Items listed in a dataset:
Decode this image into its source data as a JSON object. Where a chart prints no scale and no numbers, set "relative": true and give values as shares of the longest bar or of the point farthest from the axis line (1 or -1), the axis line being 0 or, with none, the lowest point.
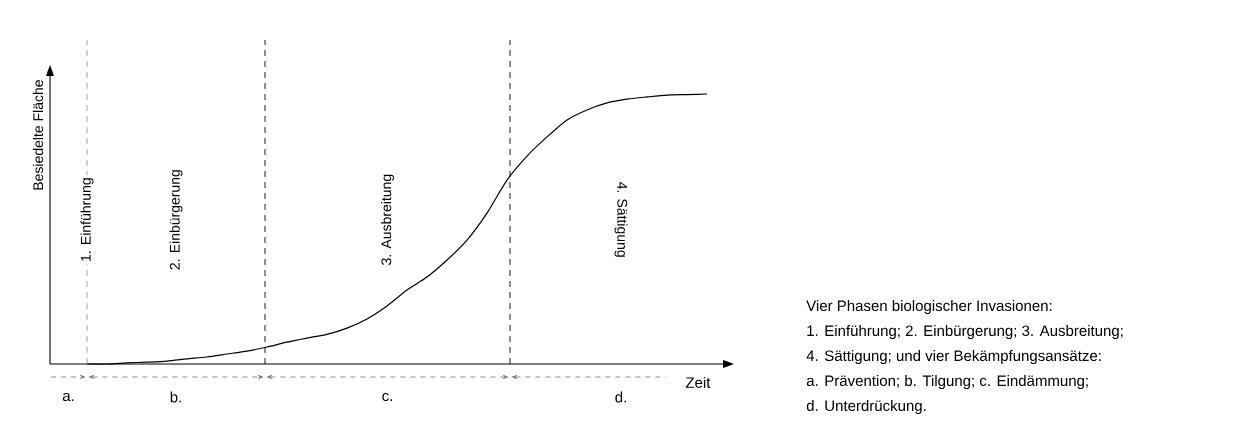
{
  "chart_data": {
    "type": "line",
    "relative": true,
    "xlabel": "Zeit",
    "ylabel": "Besiedelte Fläche",
    "color": "#000000",
    "categories": [
      null,
      null,
      null,
      null,
      null,
      null,
      null,
      null,
      null,
      null,
      null,
      null,
      null,
      null,
      null,
      null,
      null,
      null,
      null,
      null,
      null,
      null,
      null,
      null,
      null,
      null,
      null,
      null,
      null,
      null,
      null,
      null
    ],
    "values": [
      0,
      0,
      0.004,
      0.007,
      0.011,
      0.019,
      0.026,
      0.037,
      0.048,
      0.063,
      0.081,
      0.096,
      0.11,
      0.133,
      0.167,
      0.215,
      0.274,
      0.322,
      0.385,
      0.459,
      0.559,
      0.681,
      0.77,
      0.841,
      0.904,
      0.941,
      0.967,
      0.981,
      0.989,
      0.996,
      0.998,
      1.0
    ],
    "annotations": [
      "1. Einführung",
      "2. Einbürgerung",
      "3. Ausbreitung",
      "4. Sättigung",
      "a.",
      "b.",
      "c.",
      "d.",
      "Vier Phasen biologischer Invasionen:",
      "1. Einführung; 2. Einbürgerung; 3. Ausbreitung;",
      "4. Sättigung; und vier Bekämpfungsansätze:",
      "a. Prävention; b. Tilgung; c. Eindämmung;",
      "d. Unterdrückung."
    ]
  }
}
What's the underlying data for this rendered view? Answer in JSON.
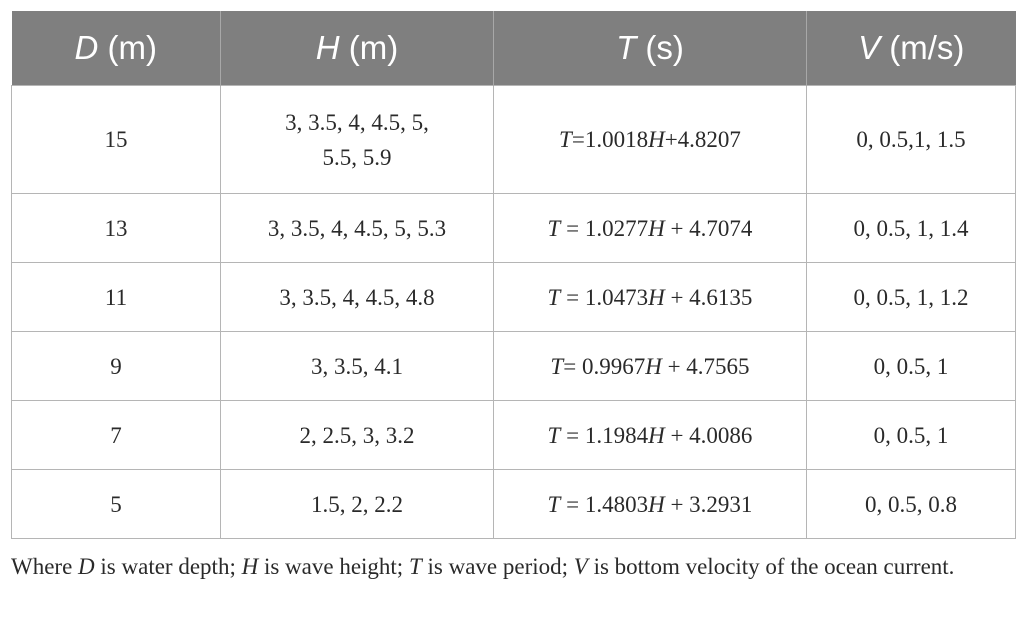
{
  "table": {
    "headers": [
      {
        "symbol": "D",
        "unit": " (m)"
      },
      {
        "symbol": "H",
        "unit": " (m)"
      },
      {
        "symbol": "T",
        "unit": " (s)"
      },
      {
        "symbol": "V",
        "unit": " (m/s)"
      }
    ],
    "rows": [
      {
        "d": "15",
        "h_line1": "3, 3.5, 4, 4.5, 5,",
        "h_line2": "5.5, 5.9",
        "t_pre": "T",
        "t_mid": "=1.0018",
        "t_var": "H",
        "t_post": "+4.8207",
        "v": "0, 0.5,1, 1.5"
      },
      {
        "d": "13",
        "h": "3, 3.5, 4, 4.5, 5, 5.3",
        "t_pre": "T",
        "t_mid": " = 1.0277",
        "t_var": "H",
        "t_post": " + 4.7074",
        "v": "0, 0.5, 1, 1.4"
      },
      {
        "d": "11",
        "h": "3, 3.5, 4, 4.5, 4.8",
        "t_pre": "T",
        "t_mid": " = 1.0473",
        "t_var": "H",
        "t_post": " + 4.6135",
        "v": "0, 0.5, 1, 1.2"
      },
      {
        "d": "9",
        "h": "3, 3.5, 4.1",
        "t_pre": "T",
        "t_mid": "= 0.9967",
        "t_var": "H",
        "t_post": " + 4.7565",
        "v": "0, 0.5, 1"
      },
      {
        "d": "7",
        "h": "2, 2.5, 3, 3.2",
        "t_pre": "T",
        "t_mid": " = 1.1984",
        "t_var": "H",
        "t_post": " + 4.0086",
        "v": "0, 0.5, 1"
      },
      {
        "d": "5",
        "h": "1.5, 2, 2.2",
        "t_pre": "T",
        "t_mid": " = 1.4803",
        "t_var": "H",
        "t_post": " + 3.2931",
        "v": "0, 0.5, 0.8"
      }
    ]
  },
  "caption": {
    "p1": "Where ",
    "v1": "D",
    "p2": " is water depth; ",
    "v2": "H",
    "p3": " is wave height; ",
    "v3": "T",
    "p4": " is wave period; ",
    "v4": "V",
    "p5": " is bottom velocity of the ocean current."
  },
  "colors": {
    "header_background": "#7f7f7f",
    "header_text": "#ffffff",
    "grid_lines": "#b5b5b5"
  }
}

**Given problem**
Find each line holding "Ausbreitung". Copy it out.

**Task response**
      "3. Ausbreitung",
      "1. Einführung; 2. Einbürgerung; 3. Ausbreitung;",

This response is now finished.